— BEGIN DATASET CONTENT —
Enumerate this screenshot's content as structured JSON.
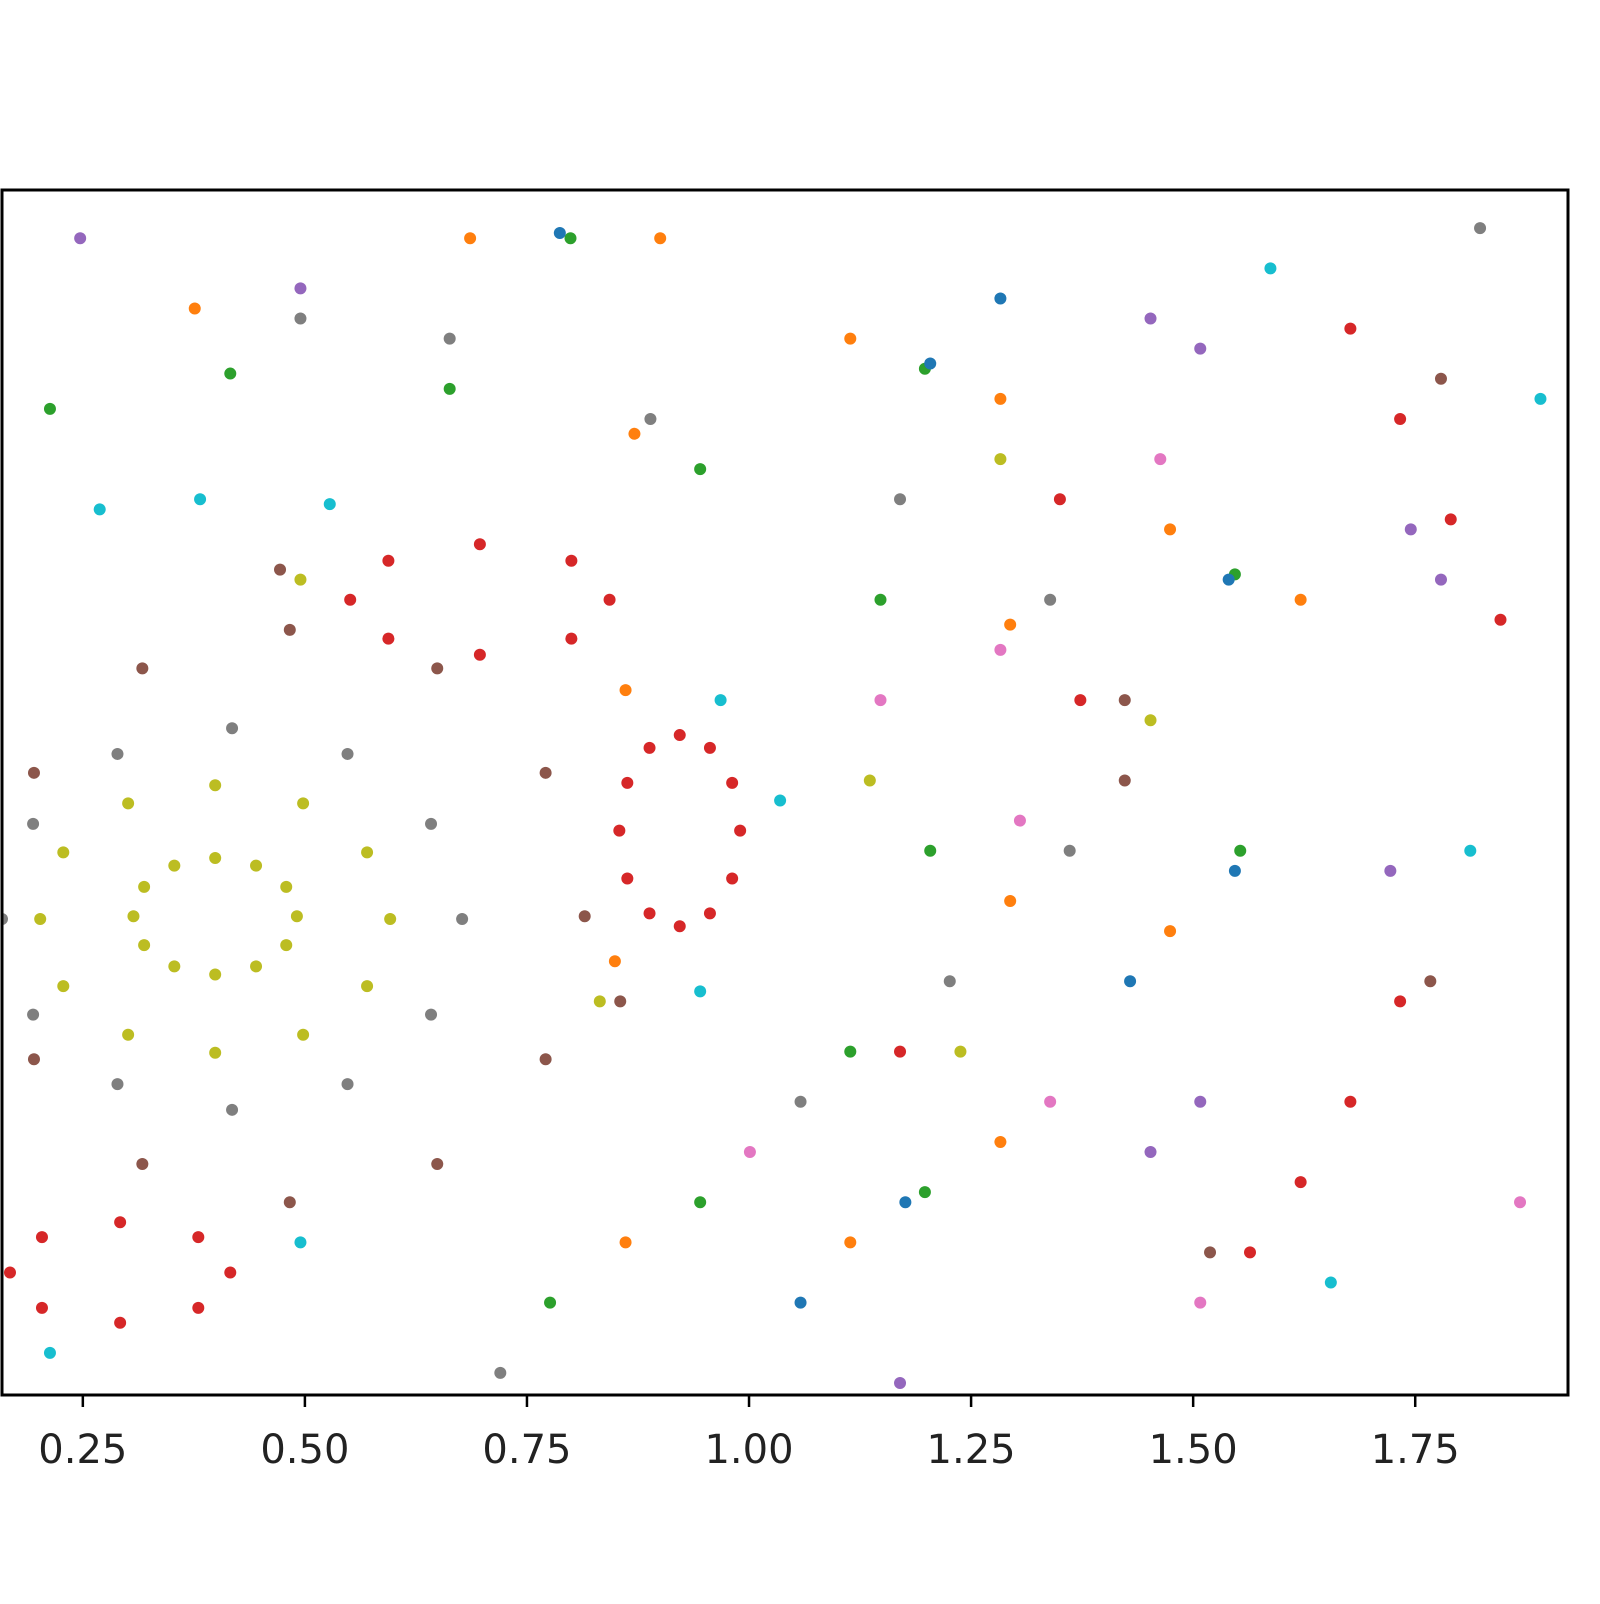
{
  "chart_data": {
    "type": "scatter",
    "xlim": [
      0.159,
      1.922
    ],
    "ylim": [
      -1.5,
      1.5
    ],
    "xticks": [
      0.25,
      {
        "value": 0.5,
        "label": "0.50"
      },
      0.75,
      {
        "value": 1.0,
        "label": "1.00"
      },
      1.25,
      {
        "value": 1.5,
        "label": "1.50"
      },
      1.75
    ],
    "series": [
      {
        "color": "#bcbd22",
        "x": [
          0.491,
          0.479,
          0.445,
          0.399,
          0.353,
          0.319,
          0.307,
          0.319,
          0.353,
          0.399,
          0.445,
          0.479,
          0.596,
          0.57,
          0.498,
          0.399,
          0.301,
          0.228,
          0.202,
          0.228,
          0.301,
          0.399,
          0.498,
          0.57,
          0.495,
          1.136,
          0.832,
          1.283,
          1.452,
          1.238
        ],
        "values": [
          -0.308,
          -0.235,
          -0.182,
          -0.163,
          -0.182,
          -0.235,
          -0.308,
          -0.38,
          -0.433,
          -0.453,
          -0.433,
          -0.38,
          -0.315,
          -0.149,
          -0.027,
          0.018,
          -0.027,
          -0.149,
          -0.315,
          -0.482,
          -0.603,
          -0.648,
          -0.603,
          -0.482,
          0.53,
          0.03,
          -0.52,
          0.83,
          0.18,
          -0.645
        ]
      },
      {
        "color": "#7f7f7f",
        "x": [
          0.677,
          0.642,
          0.548,
          0.418,
          0.289,
          0.194,
          0.159,
          0.194,
          0.289,
          0.418,
          0.548,
          0.642,
          0.495,
          0.663,
          0.889,
          1.17,
          1.339,
          1.361,
          1.226,
          1.058,
          0.72,
          1.823
        ],
        "values": [
          -0.315,
          -0.078,
          0.096,
          0.16,
          0.096,
          -0.078,
          -0.315,
          -0.553,
          -0.726,
          -0.79,
          -0.726,
          -0.553,
          1.18,
          1.13,
          0.93,
          0.73,
          0.48,
          -0.145,
          -0.47,
          -0.77,
          -1.445,
          1.405
        ]
      },
      {
        "color": "#8c564b",
        "x": [
          0.815,
          0.771,
          0.649,
          0.483,
          0.317,
          0.195,
          0.195,
          0.317,
          0.483,
          0.649,
          0.771,
          0.472,
          0.855,
          1.423,
          1.423,
          1.779,
          1.767,
          1.519
        ],
        "values": [
          -0.308,
          0.049,
          0.309,
          0.405,
          0.309,
          0.049,
          -0.664,
          -0.925,
          -1.02,
          -0.925,
          -0.664,
          0.555,
          -0.52,
          0.23,
          0.03,
          1.03,
          -0.47,
          -1.145
        ]
      },
      {
        "color": "#d62728",
        "x": [
          0.99,
          0.981,
          0.956,
          0.922,
          0.888,
          0.863,
          0.854,
          0.863,
          0.888,
          0.922,
          0.956,
          0.981,
          0.843,
          0.8,
          0.697,
          0.594,
          0.551,
          0.594,
          0.697,
          0.8,
          0.416,
          0.38,
          0.292,
          0.204,
          0.168,
          0.204,
          0.292,
          0.38,
          1.677,
          1.733,
          1.79,
          1.846,
          1.564,
          1.621,
          1.677,
          1.733,
          1.373,
          1.35,
          1.17
        ],
        "values": [
          -0.095,
          0.024,
          0.111,
          0.143,
          0.111,
          0.024,
          -0.095,
          -0.214,
          -0.301,
          -0.333,
          -0.301,
          -0.214,
          0.48,
          0.577,
          0.618,
          0.577,
          0.48,
          0.383,
          0.343,
          0.383,
          -1.195,
          -1.107,
          -1.07,
          -1.107,
          -1.195,
          -1.283,
          -1.32,
          -1.283,
          1.155,
          0.93,
          0.68,
          0.43,
          -1.145,
          -0.97,
          -0.77,
          -0.52,
          0.23,
          0.73,
          -0.645
        ]
      },
      {
        "color": "#2ca02c",
        "x": [
          1.204,
          1.148,
          0.945,
          0.663,
          0.416,
          0.213,
          1.114,
          0.945,
          0.776,
          0.799,
          1.198,
          1.547,
          1.553,
          1.198
        ],
        "values": [
          -0.145,
          0.48,
          0.805,
          1.005,
          1.043,
          0.955,
          -0.645,
          -1.02,
          -1.27,
          1.38,
          1.055,
          0.543,
          -0.145,
          -0.995
        ]
      },
      {
        "color": "#1f77b4",
        "x": [
          0.787,
          1.204,
          1.54,
          1.547,
          1.176,
          1.429,
          1.283,
          1.058
        ],
        "values": [
          1.393,
          1.068,
          0.53,
          -0.195,
          -1.02,
          -0.47,
          1.23,
          -1.27
        ]
      },
      {
        "color": "#ff7f0e",
        "x": [
          0.686,
          0.9,
          1.114,
          1.283,
          1.474,
          1.621,
          1.474,
          1.283,
          1.114,
          0.376,
          0.871,
          1.294,
          1.294,
          0.861,
          0.861,
          0.849
        ],
        "values": [
          1.38,
          1.38,
          1.13,
          0.98,
          0.655,
          0.48,
          -0.345,
          -0.87,
          -1.12,
          1.205,
          0.893,
          0.418,
          -0.27,
          -1.12,
          0.255,
          -0.42
        ]
      },
      {
        "color": "#9467bd",
        "x": [
          1.452,
          1.508,
          1.745,
          1.779,
          1.722,
          1.452,
          1.508,
          1.17,
          0.247,
          0.495
        ],
        "values": [
          1.18,
          1.105,
          0.655,
          0.53,
          -0.195,
          -0.895,
          -0.77,
          -1.47,
          1.38,
          1.255
        ]
      },
      {
        "color": "#e377c2",
        "x": [
          1.283,
          1.305,
          1.463,
          1.868,
          1.148,
          1.339,
          1.001,
          1.508
        ],
        "values": [
          0.355,
          -0.07,
          0.83,
          -1.02,
          0.23,
          -0.77,
          -0.895,
          -1.27
        ]
      },
      {
        "color": "#17becf",
        "x": [
          0.382,
          0.269,
          0.528,
          0.968,
          1.035,
          0.945,
          0.495,
          0.213,
          1.812,
          1.587,
          1.891,
          1.655
        ],
        "values": [
          0.73,
          0.705,
          0.718,
          0.23,
          -0.02,
          -0.495,
          -1.12,
          -1.395,
          -0.145,
          1.305,
          0.98,
          -1.22
        ]
      }
    ]
  }
}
— END DATASET CONTENT —
TO BE DONE => Omit the pictures. Output every record above word for word.

WRITTEN RESPONSE =>
Enumerate this screenshot's content as structured JSON.
{
  "chart_data": {
    "type": "scatter",
    "xlim": [
      0.159,
      1.922
    ],
    "ylim": [
      -1.5,
      1.5
    ],
    "xticks": [
      0.25,
      {
        "value": 0.5,
        "label": "0.50"
      },
      0.75,
      {
        "value": 1.0,
        "label": "1.00"
      },
      1.25,
      {
        "value": 1.5,
        "label": "1.50"
      },
      1.75
    ],
    "series": [
      {
        "color": "#bcbd22",
        "x": [
          0.491,
          0.479,
          0.445,
          0.399,
          0.353,
          0.319,
          0.307,
          0.319,
          0.353,
          0.399,
          0.445,
          0.479,
          0.596,
          0.57,
          0.498,
          0.399,
          0.301,
          0.228,
          0.202,
          0.228,
          0.301,
          0.399,
          0.498,
          0.57,
          0.495,
          1.136,
          0.832,
          1.283,
          1.452,
          1.238
        ],
        "values": [
          -0.308,
          -0.235,
          -0.182,
          -0.163,
          -0.182,
          -0.235,
          -0.308,
          -0.38,
          -0.433,
          -0.453,
          -0.433,
          -0.38,
          -0.315,
          -0.149,
          -0.027,
          0.018,
          -0.027,
          -0.149,
          -0.315,
          -0.482,
          -0.603,
          -0.648,
          -0.603,
          -0.482,
          0.53,
          0.03,
          -0.52,
          0.83,
          0.18,
          -0.645
        ]
      },
      {
        "color": "#7f7f7f",
        "x": [
          0.677,
          0.642,
          0.548,
          0.418,
          0.289,
          0.194,
          0.159,
          0.194,
          0.289,
          0.418,
          0.548,
          0.642,
          0.495,
          0.663,
          0.889,
          1.17,
          1.339,
          1.361,
          1.226,
          1.058,
          0.72,
          1.823
        ],
        "values": [
          -0.315,
          -0.078,
          0.096,
          0.16,
          0.096,
          -0.078,
          -0.315,
          -0.553,
          -0.726,
          -0.79,
          -0.726,
          -0.553,
          1.18,
          1.13,
          0.93,
          0.73,
          0.48,
          -0.145,
          -0.47,
          -0.77,
          -1.445,
          1.405
        ]
      },
      {
        "color": "#8c564b",
        "x": [
          0.815,
          0.771,
          0.649,
          0.483,
          0.317,
          0.195,
          0.195,
          0.317,
          0.483,
          0.649,
          0.771,
          0.472,
          0.855,
          1.423,
          1.423,
          1.779,
          1.767,
          1.519
        ],
        "values": [
          -0.308,
          0.049,
          0.309,
          0.405,
          0.309,
          0.049,
          -0.664,
          -0.925,
          -1.02,
          -0.925,
          -0.664,
          0.555,
          -0.52,
          0.23,
          0.03,
          1.03,
          -0.47,
          -1.145
        ]
      },
      {
        "color": "#d62728",
        "x": [
          0.99,
          0.981,
          0.956,
          0.922,
          0.888,
          0.863,
          0.854,
          0.863,
          0.888,
          0.922,
          0.956,
          0.981,
          0.843,
          0.8,
          0.697,
          0.594,
          0.551,
          0.594,
          0.697,
          0.8,
          0.416,
          0.38,
          0.292,
          0.204,
          0.168,
          0.204,
          0.292,
          0.38,
          1.677,
          1.733,
          1.79,
          1.846,
          1.564,
          1.621,
          1.677,
          1.733,
          1.373,
          1.35,
          1.17
        ],
        "values": [
          -0.095,
          0.024,
          0.111,
          0.143,
          0.111,
          0.024,
          -0.095,
          -0.214,
          -0.301,
          -0.333,
          -0.301,
          -0.214,
          0.48,
          0.577,
          0.618,
          0.577,
          0.48,
          0.383,
          0.343,
          0.383,
          -1.195,
          -1.107,
          -1.07,
          -1.107,
          -1.195,
          -1.283,
          -1.32,
          -1.283,
          1.155,
          0.93,
          0.68,
          0.43,
          -1.145,
          -0.97,
          -0.77,
          -0.52,
          0.23,
          0.73,
          -0.645
        ]
      },
      {
        "color": "#2ca02c",
        "x": [
          1.204,
          1.148,
          0.945,
          0.663,
          0.416,
          0.213,
          1.114,
          0.945,
          0.776,
          0.799,
          1.198,
          1.547,
          1.553,
          1.198
        ],
        "values": [
          -0.145,
          0.48,
          0.805,
          1.005,
          1.043,
          0.955,
          -0.645,
          -1.02,
          -1.27,
          1.38,
          1.055,
          0.543,
          -0.145,
          -0.995
        ]
      },
      {
        "color": "#1f77b4",
        "x": [
          0.787,
          1.204,
          1.54,
          1.547,
          1.176,
          1.429,
          1.283,
          1.058
        ],
        "values": [
          1.393,
          1.068,
          0.53,
          -0.195,
          -1.02,
          -0.47,
          1.23,
          -1.27
        ]
      },
      {
        "color": "#ff7f0e",
        "x": [
          0.686,
          0.9,
          1.114,
          1.283,
          1.474,
          1.621,
          1.474,
          1.283,
          1.114,
          0.376,
          0.871,
          1.294,
          1.294,
          0.861,
          0.861,
          0.849
        ],
        "values": [
          1.38,
          1.38,
          1.13,
          0.98,
          0.655,
          0.48,
          -0.345,
          -0.87,
          -1.12,
          1.205,
          0.893,
          0.418,
          -0.27,
          -1.12,
          0.255,
          -0.42
        ]
      },
      {
        "color": "#9467bd",
        "x": [
          1.452,
          1.508,
          1.745,
          1.779,
          1.722,
          1.452,
          1.508,
          1.17,
          0.247,
          0.495
        ],
        "values": [
          1.18,
          1.105,
          0.655,
          0.53,
          -0.195,
          -0.895,
          -0.77,
          -1.47,
          1.38,
          1.255
        ]
      },
      {
        "color": "#e377c2",
        "x": [
          1.283,
          1.305,
          1.463,
          1.868,
          1.148,
          1.339,
          1.001,
          1.508
        ],
        "values": [
          0.355,
          -0.07,
          0.83,
          -1.02,
          0.23,
          -0.77,
          -0.895,
          -1.27
        ]
      },
      {
        "color": "#17becf",
        "x": [
          0.382,
          0.269,
          0.528,
          0.968,
          1.035,
          0.945,
          0.495,
          0.213,
          1.812,
          1.587,
          1.891,
          1.655
        ],
        "values": [
          0.73,
          0.705,
          0.718,
          0.23,
          -0.02,
          -0.495,
          -1.12,
          -1.395,
          -0.145,
          1.305,
          0.98,
          -1.22
        ]
      }
    ]
  }
}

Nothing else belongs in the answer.